» TASK TO COMPLETE
Nothing is to be left out; print all the entries exactly.

» INPUT DATA
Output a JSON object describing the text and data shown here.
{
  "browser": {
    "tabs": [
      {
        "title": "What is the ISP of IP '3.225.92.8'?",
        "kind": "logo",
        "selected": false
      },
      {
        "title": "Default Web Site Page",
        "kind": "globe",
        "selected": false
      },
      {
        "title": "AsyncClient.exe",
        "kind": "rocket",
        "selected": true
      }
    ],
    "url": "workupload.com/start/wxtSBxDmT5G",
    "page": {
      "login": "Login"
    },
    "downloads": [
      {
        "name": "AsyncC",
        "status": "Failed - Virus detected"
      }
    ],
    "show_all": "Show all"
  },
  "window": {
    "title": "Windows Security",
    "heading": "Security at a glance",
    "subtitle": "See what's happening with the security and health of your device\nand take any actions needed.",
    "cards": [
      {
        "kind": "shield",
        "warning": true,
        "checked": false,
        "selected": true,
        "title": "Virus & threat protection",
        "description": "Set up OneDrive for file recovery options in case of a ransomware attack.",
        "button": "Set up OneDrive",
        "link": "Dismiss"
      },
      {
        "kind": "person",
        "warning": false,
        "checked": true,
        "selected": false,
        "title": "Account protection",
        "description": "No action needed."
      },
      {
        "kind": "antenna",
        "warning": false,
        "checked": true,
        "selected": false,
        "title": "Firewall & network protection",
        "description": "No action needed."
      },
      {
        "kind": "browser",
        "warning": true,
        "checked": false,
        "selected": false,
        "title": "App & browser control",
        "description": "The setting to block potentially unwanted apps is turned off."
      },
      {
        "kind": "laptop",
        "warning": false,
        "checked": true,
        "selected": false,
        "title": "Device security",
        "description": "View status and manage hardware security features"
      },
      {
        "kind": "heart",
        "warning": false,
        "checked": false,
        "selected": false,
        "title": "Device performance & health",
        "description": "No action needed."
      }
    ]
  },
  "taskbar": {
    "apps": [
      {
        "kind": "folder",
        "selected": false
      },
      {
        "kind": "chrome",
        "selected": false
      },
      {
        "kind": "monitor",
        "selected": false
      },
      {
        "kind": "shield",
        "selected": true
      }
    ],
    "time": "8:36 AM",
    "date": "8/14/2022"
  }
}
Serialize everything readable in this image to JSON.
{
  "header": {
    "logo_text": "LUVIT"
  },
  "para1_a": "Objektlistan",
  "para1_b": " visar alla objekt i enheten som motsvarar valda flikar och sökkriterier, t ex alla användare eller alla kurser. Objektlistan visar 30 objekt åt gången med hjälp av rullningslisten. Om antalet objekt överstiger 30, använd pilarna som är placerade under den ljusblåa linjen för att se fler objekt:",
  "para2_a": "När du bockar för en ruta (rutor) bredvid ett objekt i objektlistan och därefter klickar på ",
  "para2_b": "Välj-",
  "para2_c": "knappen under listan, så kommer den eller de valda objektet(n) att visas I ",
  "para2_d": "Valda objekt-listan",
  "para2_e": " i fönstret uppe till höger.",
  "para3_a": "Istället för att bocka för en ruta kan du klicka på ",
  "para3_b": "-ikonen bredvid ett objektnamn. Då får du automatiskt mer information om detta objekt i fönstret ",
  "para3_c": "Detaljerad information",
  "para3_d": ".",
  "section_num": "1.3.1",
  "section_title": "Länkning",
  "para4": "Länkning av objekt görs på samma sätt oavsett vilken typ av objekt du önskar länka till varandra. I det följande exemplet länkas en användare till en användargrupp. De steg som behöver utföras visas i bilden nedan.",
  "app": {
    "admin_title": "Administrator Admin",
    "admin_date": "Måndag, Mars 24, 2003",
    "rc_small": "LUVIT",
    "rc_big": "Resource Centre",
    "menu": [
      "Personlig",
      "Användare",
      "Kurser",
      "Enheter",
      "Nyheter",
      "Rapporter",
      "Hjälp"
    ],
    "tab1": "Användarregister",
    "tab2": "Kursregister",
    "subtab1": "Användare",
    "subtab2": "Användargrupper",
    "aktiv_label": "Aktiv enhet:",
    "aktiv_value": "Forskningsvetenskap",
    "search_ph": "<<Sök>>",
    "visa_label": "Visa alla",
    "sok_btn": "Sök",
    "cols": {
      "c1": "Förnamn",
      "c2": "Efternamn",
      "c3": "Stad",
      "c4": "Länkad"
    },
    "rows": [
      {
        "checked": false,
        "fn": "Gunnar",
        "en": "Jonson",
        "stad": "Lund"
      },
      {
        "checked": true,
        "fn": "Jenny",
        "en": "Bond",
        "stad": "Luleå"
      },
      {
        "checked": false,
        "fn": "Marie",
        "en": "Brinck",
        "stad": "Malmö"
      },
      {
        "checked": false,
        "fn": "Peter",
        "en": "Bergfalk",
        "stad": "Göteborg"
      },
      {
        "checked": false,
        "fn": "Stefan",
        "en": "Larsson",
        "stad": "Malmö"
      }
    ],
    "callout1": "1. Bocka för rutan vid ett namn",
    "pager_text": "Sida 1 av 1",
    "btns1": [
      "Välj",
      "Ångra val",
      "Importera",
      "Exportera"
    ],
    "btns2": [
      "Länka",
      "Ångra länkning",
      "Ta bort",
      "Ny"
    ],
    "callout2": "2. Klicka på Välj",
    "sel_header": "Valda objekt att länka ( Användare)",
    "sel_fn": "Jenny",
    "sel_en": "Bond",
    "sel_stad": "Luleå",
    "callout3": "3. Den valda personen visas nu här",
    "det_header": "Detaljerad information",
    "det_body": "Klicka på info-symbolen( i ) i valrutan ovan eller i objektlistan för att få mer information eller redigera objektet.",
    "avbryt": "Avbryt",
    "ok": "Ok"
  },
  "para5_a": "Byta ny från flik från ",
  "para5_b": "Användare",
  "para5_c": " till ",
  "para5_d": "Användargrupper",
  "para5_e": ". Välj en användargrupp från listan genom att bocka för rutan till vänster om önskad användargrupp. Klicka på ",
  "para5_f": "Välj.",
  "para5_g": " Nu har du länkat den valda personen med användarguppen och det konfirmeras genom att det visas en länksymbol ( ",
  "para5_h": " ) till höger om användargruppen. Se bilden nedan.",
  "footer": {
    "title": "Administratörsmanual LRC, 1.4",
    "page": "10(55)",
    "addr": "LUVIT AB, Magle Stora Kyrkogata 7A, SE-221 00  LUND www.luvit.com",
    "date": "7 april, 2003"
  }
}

» RESPONSE FOR THIS EXERCISE
Output a JSON object describing the text and data shown here.
{
  "browser": {
    "tabs": [
      {
        "title": "What is the ISP of IP '3.225.92.8'?",
        "kind": "logo",
        "selected": false
      },
      {
        "title": "Default Web Site Page",
        "kind": "globe",
        "selected": false
      },
      {
        "title": "AsyncClient.exe",
        "kind": "rocket",
        "selected": true
      }
    ],
    "url": "workupload.com/start/wxtSBxDmT5G",
    "page": {
      "login": "Login"
    },
    "downloads": [
      {
        "name": "AsyncC",
        "status": "Failed - Virus detected"
      }
    ],
    "show_all": "Show all"
  },
  "window": {
    "title": "Windows Security",
    "heading": "Security at a glance",
    "subtitle": "See what's happening with the security and health of your device\nand take any actions needed.",
    "cards": [
      {
        "kind": "shield",
        "warning": true,
        "checked": false,
        "selected": true,
        "title": "Virus & threat protection",
        "description": "Set up OneDrive for file recovery options in case of a ransomware attack.",
        "button": "Set up OneDrive",
        "link": "Dismiss"
      },
      {
        "kind": "person",
        "warning": false,
        "checked": true,
        "selected": false,
        "title": "Account protection",
        "description": "No action needed."
      },
      {
        "kind": "antenna",
        "warning": false,
        "checked": true,
        "selected": false,
        "title": "Firewall & network protection",
        "description": "No action needed."
      },
      {
        "kind": "browser",
        "warning": true,
        "checked": false,
        "selected": false,
        "title": "App & browser control",
        "description": "The setting to block potentially unwanted apps is turned off."
      },
      {
        "kind": "laptop",
        "warning": false,
        "checked": true,
        "selected": false,
        "title": "Device security",
        "description": "View status and manage hardware security features"
      },
      {
        "kind": "heart",
        "warning": false,
        "checked": false,
        "selected": false,
        "title": "Device performance & health",
        "description": "No action needed."
      }
    ]
  },
  "taskbar": {
    "apps": [
      {
        "kind": "folder",
        "selected": false
      },
      {
        "kind": "chrome",
        "selected": false
      },
      {
        "kind": "monitor",
        "selected": false
      },
      {
        "kind": "shield",
        "selected": true
      }
    ],
    "time": "8:36 AM",
    "date": "8/14/2022"
  }
}
Serialize everything readable in this image to JSON.
{
  "header": {
    "logo_text": "LUVIT"
  },
  "para1_a": "Objektlistan",
  "para1_b": " visar alla objekt i enheten som motsvarar valda flikar och sökkriterier, t ex alla användare eller alla kurser. Objektlistan visar 30 objekt åt gången med hjälp av rullningslisten. Om antalet objekt överstiger 30, använd pilarna som är placerade under den ljusblåa linjen för att se fler objekt:",
  "para2_a": "När du bockar för en ruta (rutor) bredvid ett objekt i objektlistan och därefter klickar på ",
  "para2_b": "Välj-",
  "para2_c": "knappen under listan, så kommer den eller de valda objektet(n) att visas I ",
  "para2_d": "Valda objekt-listan",
  "para2_e": " i fönstret uppe till höger.",
  "para3_a": "Istället för att bocka för en ruta kan du klicka på ",
  "para3_b": "-ikonen bredvid ett objektnamn. Då får du automatiskt mer information om detta objekt i fönstret ",
  "para3_c": "Detaljerad information",
  "para3_d": ".",
  "section_num": "1.3.1",
  "section_title": "Länkning",
  "para4": "Länkning av objekt görs på samma sätt oavsett vilken typ av objekt du önskar länka till varandra. I det följande exemplet länkas en användare till en användargrupp. De steg som behöver utföras visas i bilden nedan.",
  "app": {
    "admin_title": "Administrator Admin",
    "admin_date": "Måndag, Mars 24, 2003",
    "rc_small": "LUVIT",
    "rc_big": "Resource Centre",
    "menu": [
      "Personlig",
      "Användare",
      "Kurser",
      "Enheter",
      "Nyheter",
      "Rapporter",
      "Hjälp"
    ],
    "tab1": "Användarregister",
    "tab2": "Kursregister",
    "subtab1": "Användare",
    "subtab2": "Användargrupper",
    "aktiv_label": "Aktiv enhet:",
    "aktiv_value": "Forskningsvetenskap",
    "search_ph": "<<Sök>>",
    "visa_label": "Visa alla",
    "sok_btn": "Sök",
    "cols": {
      "c1": "Förnamn",
      "c2": "Efternamn",
      "c3": "Stad",
      "c4": "Länkad"
    },
    "rows": [
      {
        "checked": false,
        "fn": "Gunnar",
        "en": "Jonson",
        "stad": "Lund"
      },
      {
        "checked": true,
        "fn": "Jenny",
        "en": "Bond",
        "stad": "Luleå"
      },
      {
        "checked": false,
        "fn": "Marie",
        "en": "Brinck",
        "stad": "Malmö"
      },
      {
        "checked": false,
        "fn": "Peter",
        "en": "Bergfalk",
        "stad": "Göteborg"
      },
      {
        "checked": false,
        "fn": "Stefan",
        "en": "Larsson",
        "stad": "Malmö"
      }
    ],
    "callout1": "1. Bocka för rutan vid ett namn",
    "pager_text": "Sida 1 av 1",
    "btns1": [
      "Välj",
      "Ångra val",
      "Importera",
      "Exportera"
    ],
    "btns2": [
      "Länka",
      "Ångra länkning",
      "Ta bort",
      "Ny"
    ],
    "callout2": "2. Klicka på Välj",
    "sel_header": "Valda objekt att länka ( Användare)",
    "sel_fn": "Jenny",
    "sel_en": "Bond",
    "sel_stad": "Luleå",
    "callout3": "3. Den valda personen visas nu här",
    "det_header": "Detaljerad information",
    "det_body": "Klicka på info-symbolen( i ) i valrutan ovan eller i objektlistan för att få mer information eller redigera objektet.",
    "avbryt": "Avbryt",
    "ok": "Ok"
  },
  "para5_a": "Byta ny från flik från ",
  "para5_b": "Användare",
  "para5_c": " till ",
  "para5_d": "Användargrupper",
  "para5_e": ". Välj en användargrupp från listan genom att bocka för rutan till vänster om önskad användargrupp. Klicka på ",
  "para5_f": "Välj.",
  "para5_g": " Nu har du länkat den valda personen med användarguppen och det konfirmeras genom att det visas en länksymbol ( ",
  "para5_h": " ) till höger om användargruppen. Se bilden nedan.",
  "footer": {
    "title": "Administratörsmanual LRC, 1.4",
    "page": "10(55)",
    "addr": "LUVIT AB, Magle Stora Kyrkogata 7A, SE-221 00  LUND www.luvit.com",
    "date": "7 april, 2003"
  }
}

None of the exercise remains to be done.